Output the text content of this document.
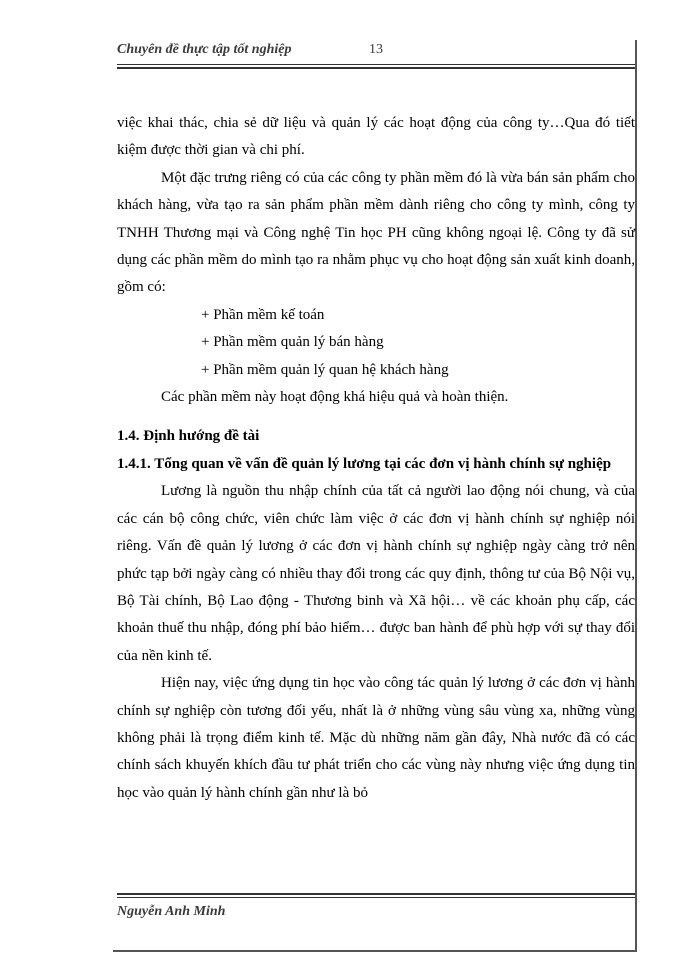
Chuyên đề thực tập tốt nghiệp	13

việc khai thác, chia sẻ dữ liệu và quản lý các hoạt động của công ty…Qua đó tiết kiệm được thời gian và chi phí.

Một đặc trưng riêng có của các công ty phần mềm đó là vừa bán sản phẩm cho khách hàng, vừa tạo ra sản phẩm phần mềm dành riêng cho công ty mình, công ty TNHH Thương mại và Công nghệ Tin học PH cũng không ngoại lệ. Công ty đã sử dụng các phần mềm do mình tạo ra nhằm phục vụ cho hoạt động sản xuất kinh doanh, gồm có:

+ Phần mềm kế toán

+ Phần mềm quản lý bán hàng

+ Phần mềm quản lý quan hệ khách hàng

Các phần mềm này hoạt động khá hiệu quả và hoàn thiện.

1.4. Định hướng đề tài

1.4.1. Tổng quan về vấn đề quản lý lương tại các đơn vị hành chính sự nghiệp

Lương là nguồn thu nhập chính của tất cả người lao động nói chung, và của các cán bộ công chức, viên chức làm việc ở các đơn vị hành chính sự nghiệp nói riêng. Vấn đề quản lý lương ở các đơn vị hành chính sự nghiệp ngày càng trở nên phức tạp bởi ngày càng có nhiều thay đổi trong các quy định, thông tư của Bộ Nội vụ, Bộ Tài chính, Bộ Lao động - Thương binh và Xã hội… về các khoản phụ cấp, các khoản thuế thu nhập, đóng phí bảo hiểm… được ban hành để phù hợp với sự thay đổi của nền kinh tế.

Hiện nay, việc ứng dụng tin học vào công tác quản lý lương ở các đơn vị hành chính sự nghiệp còn tương đối yếu, nhất là ở những vùng sâu vùng xa, những vùng không phải là trọng điểm kinh tế. Mặc dù những năm gần đây, Nhà nước đã có các chính sách khuyến khích đầu tư phát triển cho các vùng này nhưng việc ứng dụng tin học vào quản lý hành chính gần như là bỏ

Nguyễn Anh Minh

——

**WRITTEN REQUEST**:
Where a line above contains the string "riêng", copy that line.

**TASK ANSWER**:
Một đặc trưng riêng có của các công ty phần mềm đó là vừa bán sản phẩm cho khách hàng, vừa tạo ra sản phẩm phần mềm dành riêng cho công ty mình, công ty TNHH Thương mại và Công nghệ Tin học PH cũng không ngoại lệ. Công ty đã sử dụng các phần mềm do mình tạo ra nhằm phục vụ cho hoạt động sản xuất kinh doanh, gồm có:
Lương là nguồn thu nhập chính của tất cả người lao động nói chung, và của các cán bộ công chức, viên chức làm việc ở các đơn vị hành chính sự nghiệp nói riêng. Vấn đề quản lý lương ở các đơn vị hành chính sự nghiệp ngày càng trở nên phức tạp bởi ngày càng có nhiều thay đổi trong các quy định, thông tư của Bộ Nội vụ, Bộ Tài chính, Bộ Lao động - Thương binh và Xã hội… về các khoản phụ cấp, các khoản thuế thu nhập, đóng phí bảo hiểm… được ban hành để phù hợp với sự thay đổi của nền kinh tế.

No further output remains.